-- begin Provided text --

Chapter 4 and 8 Reflection

How does the information presented in chapters four or in chapter eight connect to what you have seen in your practicum placement or how does it compare to what you have experienced in the past?

In chapter 8, it talks about measurements. As you can see by the pictures I have posted from my practicum placement, my students have been learning about measuring length in their classroom as well. They just did a very similar activity to activity 8.4 "How long is the teacher?" In the book it tells the students to write a note to the principal explaining how tall their teacher is and how they decided. And then explain that it may be easier if they lay down and students measure how long they are instead of how tall. They are to go around and measure each other using ONE material choice.

The way my teacher did it was she had me trace her body on Monday after the students had left and cut her body out of paper enough for the students to get in four groups. Then on Wednesday for the lesson, she told the groups that they each had to measure her length with the materials they had. The students did pretty well with this, however some were confused by what length was. So Mrs. Bennett had the groups that were struggling walk around and look at the other groups and how they performed their activity and then come back and re-do theirs. It was a really neat activity to watch them do. Afterwards, they came together and discussed what length meant and how they each came up with their answers and how many of each books, pencils, rulers, and pencil boxes it took to measure Mrs. Bennett.

Chapters 11 and 12 Reflection

1. How does the task presented in class (examining fair tests) compare to the content covered in chapter 11?

-- end Provided text --
-- begin Data provided --

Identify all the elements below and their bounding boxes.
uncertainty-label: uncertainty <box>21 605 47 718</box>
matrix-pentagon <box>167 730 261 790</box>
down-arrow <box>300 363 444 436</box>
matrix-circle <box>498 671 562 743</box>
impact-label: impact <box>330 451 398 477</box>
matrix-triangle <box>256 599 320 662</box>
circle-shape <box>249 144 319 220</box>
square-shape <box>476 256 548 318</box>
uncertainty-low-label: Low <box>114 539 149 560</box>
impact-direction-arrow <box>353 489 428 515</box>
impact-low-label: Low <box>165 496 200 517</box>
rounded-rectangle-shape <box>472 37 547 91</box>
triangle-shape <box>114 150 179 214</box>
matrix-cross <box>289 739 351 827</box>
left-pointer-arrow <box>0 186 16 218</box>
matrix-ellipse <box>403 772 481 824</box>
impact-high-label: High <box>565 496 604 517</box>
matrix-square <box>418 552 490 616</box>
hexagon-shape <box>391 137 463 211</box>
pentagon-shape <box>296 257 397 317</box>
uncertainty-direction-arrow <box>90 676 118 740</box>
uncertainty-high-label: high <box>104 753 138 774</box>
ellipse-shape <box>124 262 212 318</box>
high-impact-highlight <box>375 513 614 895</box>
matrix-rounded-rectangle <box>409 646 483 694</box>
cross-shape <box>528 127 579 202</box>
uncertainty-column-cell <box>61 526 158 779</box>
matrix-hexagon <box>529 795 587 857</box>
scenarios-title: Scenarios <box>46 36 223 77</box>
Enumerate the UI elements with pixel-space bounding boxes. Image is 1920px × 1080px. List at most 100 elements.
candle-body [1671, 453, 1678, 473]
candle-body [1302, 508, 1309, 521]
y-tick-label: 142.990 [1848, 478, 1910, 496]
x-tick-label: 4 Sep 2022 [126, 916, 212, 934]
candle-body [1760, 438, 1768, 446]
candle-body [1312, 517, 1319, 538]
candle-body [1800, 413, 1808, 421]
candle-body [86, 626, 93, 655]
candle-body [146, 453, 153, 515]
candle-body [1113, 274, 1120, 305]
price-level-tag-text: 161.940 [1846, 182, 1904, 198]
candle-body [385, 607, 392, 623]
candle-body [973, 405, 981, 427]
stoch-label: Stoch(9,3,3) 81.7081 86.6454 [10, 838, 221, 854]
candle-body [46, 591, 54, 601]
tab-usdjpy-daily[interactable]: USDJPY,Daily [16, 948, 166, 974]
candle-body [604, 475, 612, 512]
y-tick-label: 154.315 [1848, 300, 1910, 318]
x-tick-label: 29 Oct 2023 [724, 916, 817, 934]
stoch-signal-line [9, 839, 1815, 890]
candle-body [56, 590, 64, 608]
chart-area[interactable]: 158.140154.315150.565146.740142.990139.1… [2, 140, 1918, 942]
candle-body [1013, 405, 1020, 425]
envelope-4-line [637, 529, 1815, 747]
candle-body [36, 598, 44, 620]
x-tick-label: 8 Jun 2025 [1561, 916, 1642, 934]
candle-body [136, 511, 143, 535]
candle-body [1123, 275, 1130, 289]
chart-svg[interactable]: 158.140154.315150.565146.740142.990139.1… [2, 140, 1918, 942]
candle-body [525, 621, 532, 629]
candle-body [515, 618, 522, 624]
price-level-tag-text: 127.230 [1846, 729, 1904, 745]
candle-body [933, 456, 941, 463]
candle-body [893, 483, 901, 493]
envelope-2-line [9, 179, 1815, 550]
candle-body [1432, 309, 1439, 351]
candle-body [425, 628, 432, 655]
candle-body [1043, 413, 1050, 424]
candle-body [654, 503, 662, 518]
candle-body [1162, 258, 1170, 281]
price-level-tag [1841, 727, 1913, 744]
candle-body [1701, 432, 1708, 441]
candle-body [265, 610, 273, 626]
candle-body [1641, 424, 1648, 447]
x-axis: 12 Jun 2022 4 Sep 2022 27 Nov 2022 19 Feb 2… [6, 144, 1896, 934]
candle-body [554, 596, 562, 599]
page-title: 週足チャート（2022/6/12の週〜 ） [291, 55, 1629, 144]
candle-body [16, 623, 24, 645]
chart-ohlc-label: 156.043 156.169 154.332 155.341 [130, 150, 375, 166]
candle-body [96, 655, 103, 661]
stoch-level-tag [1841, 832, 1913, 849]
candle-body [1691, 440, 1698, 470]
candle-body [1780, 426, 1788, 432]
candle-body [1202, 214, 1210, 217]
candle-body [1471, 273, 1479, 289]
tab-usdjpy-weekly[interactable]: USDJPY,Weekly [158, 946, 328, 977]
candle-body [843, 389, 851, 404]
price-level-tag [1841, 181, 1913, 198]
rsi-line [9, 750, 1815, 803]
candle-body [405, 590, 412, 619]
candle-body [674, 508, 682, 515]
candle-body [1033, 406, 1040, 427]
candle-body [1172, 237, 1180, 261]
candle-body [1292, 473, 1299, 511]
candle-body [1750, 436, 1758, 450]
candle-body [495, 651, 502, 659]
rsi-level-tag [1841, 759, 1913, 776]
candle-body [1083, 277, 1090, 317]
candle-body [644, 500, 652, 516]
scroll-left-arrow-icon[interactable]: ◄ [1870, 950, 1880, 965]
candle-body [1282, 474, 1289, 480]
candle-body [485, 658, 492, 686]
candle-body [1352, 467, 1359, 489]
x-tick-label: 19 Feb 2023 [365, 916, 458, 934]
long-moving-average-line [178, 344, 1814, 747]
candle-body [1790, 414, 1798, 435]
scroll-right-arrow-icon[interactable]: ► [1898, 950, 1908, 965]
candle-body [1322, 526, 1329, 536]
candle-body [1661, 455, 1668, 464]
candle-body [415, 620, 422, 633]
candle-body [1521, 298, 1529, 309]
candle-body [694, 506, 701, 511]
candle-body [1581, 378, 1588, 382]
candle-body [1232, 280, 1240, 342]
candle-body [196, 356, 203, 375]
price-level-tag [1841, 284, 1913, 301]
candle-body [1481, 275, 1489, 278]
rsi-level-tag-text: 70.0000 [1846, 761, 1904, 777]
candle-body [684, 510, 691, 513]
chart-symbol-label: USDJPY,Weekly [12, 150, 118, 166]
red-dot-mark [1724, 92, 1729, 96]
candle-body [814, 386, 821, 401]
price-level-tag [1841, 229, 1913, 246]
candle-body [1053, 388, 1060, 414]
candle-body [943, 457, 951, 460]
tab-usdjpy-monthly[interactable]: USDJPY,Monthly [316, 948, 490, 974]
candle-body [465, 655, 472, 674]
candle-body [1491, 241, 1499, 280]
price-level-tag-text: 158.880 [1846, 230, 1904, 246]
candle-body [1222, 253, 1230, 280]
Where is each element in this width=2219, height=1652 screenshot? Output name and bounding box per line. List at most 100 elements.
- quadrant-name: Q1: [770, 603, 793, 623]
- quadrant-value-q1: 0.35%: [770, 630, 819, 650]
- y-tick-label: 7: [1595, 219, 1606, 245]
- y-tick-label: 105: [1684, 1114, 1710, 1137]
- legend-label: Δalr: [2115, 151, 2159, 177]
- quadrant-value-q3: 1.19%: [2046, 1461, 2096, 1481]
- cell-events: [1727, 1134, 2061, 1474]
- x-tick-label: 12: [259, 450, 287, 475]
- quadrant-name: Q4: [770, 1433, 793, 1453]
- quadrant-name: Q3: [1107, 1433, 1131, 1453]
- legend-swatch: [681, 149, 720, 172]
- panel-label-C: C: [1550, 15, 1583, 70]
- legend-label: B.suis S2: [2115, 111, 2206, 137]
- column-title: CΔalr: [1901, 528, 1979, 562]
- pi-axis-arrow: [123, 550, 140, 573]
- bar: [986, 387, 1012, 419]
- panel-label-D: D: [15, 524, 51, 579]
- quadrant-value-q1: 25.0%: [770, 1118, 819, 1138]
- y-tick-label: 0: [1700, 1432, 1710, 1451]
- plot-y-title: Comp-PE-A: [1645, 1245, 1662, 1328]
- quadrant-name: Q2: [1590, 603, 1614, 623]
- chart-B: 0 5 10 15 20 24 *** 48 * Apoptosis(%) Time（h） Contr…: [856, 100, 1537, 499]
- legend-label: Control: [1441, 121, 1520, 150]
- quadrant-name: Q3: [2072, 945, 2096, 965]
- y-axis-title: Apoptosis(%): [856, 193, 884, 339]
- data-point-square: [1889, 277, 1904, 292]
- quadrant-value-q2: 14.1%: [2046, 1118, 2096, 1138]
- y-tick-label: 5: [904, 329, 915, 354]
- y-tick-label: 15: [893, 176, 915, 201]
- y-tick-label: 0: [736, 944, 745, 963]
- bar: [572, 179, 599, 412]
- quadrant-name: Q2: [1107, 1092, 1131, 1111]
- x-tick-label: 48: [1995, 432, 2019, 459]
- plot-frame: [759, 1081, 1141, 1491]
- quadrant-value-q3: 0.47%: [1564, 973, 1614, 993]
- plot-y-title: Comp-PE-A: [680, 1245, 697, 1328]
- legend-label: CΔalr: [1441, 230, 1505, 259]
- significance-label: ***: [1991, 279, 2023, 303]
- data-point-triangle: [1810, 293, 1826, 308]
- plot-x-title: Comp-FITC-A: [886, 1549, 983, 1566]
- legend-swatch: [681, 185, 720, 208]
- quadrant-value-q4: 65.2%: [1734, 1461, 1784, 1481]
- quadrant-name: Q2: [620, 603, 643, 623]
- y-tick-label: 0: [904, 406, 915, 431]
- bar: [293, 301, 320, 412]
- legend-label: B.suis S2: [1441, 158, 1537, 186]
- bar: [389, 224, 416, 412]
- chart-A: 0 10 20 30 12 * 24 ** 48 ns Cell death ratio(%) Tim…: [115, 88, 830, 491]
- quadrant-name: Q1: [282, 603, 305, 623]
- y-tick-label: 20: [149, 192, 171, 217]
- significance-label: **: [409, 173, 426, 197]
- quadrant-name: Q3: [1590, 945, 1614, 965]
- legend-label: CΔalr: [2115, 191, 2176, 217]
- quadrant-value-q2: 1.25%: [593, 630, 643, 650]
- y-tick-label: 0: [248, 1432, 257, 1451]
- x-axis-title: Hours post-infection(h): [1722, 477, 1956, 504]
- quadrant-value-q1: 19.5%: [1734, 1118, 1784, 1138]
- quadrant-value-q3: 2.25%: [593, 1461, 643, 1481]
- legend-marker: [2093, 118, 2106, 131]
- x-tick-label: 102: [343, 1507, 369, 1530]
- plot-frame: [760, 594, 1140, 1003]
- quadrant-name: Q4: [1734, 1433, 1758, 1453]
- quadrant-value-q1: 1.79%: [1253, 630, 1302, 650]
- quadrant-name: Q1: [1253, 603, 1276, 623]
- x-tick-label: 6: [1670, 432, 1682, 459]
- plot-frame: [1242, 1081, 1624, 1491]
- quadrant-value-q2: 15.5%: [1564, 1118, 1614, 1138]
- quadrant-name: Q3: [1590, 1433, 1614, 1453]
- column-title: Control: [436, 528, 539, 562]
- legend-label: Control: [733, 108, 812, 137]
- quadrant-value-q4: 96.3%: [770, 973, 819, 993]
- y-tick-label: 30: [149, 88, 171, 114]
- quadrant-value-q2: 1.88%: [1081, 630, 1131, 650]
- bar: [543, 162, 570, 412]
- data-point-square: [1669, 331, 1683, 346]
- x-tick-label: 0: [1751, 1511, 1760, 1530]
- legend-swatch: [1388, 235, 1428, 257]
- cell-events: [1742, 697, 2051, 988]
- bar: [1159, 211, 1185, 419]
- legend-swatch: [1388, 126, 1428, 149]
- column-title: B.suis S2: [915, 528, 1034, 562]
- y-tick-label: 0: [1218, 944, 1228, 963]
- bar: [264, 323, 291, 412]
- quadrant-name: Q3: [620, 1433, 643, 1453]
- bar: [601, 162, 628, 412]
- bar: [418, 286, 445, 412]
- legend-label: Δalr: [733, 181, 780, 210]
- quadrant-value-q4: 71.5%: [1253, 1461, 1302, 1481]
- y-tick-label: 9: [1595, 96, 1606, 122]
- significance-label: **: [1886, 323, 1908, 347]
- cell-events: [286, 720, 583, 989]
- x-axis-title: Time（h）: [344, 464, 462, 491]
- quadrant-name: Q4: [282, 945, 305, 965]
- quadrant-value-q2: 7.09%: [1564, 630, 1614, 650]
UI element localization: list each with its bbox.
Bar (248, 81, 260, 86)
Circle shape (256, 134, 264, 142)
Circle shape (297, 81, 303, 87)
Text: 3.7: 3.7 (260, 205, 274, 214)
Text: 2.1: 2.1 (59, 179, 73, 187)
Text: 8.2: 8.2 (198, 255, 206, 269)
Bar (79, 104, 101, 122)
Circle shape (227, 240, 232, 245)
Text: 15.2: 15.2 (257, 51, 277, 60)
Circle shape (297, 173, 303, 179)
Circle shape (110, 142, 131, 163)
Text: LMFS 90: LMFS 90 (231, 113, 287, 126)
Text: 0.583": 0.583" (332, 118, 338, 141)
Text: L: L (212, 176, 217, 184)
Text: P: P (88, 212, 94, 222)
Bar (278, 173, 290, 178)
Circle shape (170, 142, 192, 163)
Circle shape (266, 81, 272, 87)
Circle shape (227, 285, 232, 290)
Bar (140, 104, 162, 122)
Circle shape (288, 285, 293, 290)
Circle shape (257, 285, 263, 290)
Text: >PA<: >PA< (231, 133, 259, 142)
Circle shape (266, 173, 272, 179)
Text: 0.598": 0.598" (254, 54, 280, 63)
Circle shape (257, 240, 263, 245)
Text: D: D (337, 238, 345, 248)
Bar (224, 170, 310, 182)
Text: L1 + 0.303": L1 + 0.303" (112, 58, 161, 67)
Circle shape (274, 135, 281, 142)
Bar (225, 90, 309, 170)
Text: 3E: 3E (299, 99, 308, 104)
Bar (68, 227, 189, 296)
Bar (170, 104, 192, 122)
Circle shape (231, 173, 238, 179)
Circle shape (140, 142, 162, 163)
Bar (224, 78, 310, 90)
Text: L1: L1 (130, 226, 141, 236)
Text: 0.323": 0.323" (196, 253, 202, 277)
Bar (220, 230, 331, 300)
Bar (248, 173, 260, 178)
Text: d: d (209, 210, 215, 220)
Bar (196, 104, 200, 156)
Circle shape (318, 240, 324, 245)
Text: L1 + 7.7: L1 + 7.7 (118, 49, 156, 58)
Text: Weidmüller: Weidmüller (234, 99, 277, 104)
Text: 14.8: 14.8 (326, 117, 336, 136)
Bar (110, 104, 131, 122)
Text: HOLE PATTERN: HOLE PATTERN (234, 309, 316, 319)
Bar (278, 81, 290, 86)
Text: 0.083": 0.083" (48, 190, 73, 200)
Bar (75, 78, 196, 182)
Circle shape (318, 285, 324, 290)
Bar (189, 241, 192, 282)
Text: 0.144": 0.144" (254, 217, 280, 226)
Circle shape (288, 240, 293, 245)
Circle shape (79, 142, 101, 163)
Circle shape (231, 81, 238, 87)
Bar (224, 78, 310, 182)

-- end Data provided --

▸ To-do list:
[1] In the chapter reflection, restate the part that opens with the words containing "How does the information" and closes with "in the past?", substituting "chapter nine" for "chapter eight".
[2] Answer these questions about the chapter reflection:
(a) What is the number of the book activity titled "How long is the teacher?"
(b) On what day was the teacher's body traced?
(c) How many groups were the students split into?

▸ Responses to the exercise:
[1]
How does the information presented in chapters four or in chapter nine connect to what you have seen in your practicum placement or how does it compare to what you have experienced in the past?

[2]
(a) 8.4
(b) Monday
(c) Four